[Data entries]
————————
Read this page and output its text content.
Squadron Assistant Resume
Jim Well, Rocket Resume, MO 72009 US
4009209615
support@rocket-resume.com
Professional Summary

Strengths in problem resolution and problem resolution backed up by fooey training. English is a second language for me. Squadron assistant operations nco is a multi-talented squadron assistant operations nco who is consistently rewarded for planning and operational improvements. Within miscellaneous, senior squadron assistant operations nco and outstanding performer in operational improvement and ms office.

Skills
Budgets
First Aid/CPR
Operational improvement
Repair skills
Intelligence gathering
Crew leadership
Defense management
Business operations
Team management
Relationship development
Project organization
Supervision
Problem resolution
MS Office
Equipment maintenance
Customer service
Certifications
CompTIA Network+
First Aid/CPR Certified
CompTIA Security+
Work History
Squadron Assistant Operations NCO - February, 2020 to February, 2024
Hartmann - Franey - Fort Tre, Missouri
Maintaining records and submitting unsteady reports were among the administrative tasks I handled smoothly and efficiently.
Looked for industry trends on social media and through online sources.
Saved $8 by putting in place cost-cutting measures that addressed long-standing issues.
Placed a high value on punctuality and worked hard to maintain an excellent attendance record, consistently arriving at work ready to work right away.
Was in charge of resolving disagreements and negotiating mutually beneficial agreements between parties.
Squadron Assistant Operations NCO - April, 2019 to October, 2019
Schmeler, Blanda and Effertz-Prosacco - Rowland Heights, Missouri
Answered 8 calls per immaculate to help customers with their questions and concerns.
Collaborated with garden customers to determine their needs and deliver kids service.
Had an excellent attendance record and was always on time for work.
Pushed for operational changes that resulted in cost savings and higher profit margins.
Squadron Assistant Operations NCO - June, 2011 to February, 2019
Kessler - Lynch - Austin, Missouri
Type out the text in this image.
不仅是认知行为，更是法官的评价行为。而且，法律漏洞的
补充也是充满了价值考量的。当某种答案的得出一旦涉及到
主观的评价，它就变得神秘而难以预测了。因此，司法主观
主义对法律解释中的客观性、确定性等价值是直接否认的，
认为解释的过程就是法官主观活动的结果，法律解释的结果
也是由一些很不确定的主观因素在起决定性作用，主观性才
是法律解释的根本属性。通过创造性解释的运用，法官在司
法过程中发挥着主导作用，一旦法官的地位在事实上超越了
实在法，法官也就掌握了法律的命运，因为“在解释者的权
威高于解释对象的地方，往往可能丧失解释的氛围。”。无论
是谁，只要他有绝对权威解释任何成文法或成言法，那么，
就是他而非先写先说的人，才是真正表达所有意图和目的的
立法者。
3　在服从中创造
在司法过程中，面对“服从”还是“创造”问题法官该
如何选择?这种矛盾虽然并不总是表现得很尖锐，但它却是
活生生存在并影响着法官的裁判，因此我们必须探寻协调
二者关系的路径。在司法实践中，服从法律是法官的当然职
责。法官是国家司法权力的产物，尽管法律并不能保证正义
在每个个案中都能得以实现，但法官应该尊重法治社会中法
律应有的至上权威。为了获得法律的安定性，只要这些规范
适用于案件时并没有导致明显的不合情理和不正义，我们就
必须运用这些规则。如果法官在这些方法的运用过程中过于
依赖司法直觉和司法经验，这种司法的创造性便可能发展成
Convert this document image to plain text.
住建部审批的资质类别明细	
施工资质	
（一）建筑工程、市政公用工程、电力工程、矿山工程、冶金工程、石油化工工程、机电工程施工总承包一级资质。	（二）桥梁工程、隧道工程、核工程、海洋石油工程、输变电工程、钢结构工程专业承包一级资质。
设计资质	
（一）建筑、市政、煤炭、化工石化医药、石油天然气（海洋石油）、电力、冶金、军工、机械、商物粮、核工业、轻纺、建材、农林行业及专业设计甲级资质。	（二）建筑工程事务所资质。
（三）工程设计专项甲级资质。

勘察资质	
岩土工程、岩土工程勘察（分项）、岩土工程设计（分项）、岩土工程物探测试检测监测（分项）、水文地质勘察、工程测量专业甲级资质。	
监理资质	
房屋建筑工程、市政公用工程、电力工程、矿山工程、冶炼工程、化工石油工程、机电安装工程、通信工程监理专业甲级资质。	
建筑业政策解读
————————
PROBLEM DETAILS:
Count how many lines of the listing above include "矿山工程" and report that number alone.

RESPONSE BELOW:
2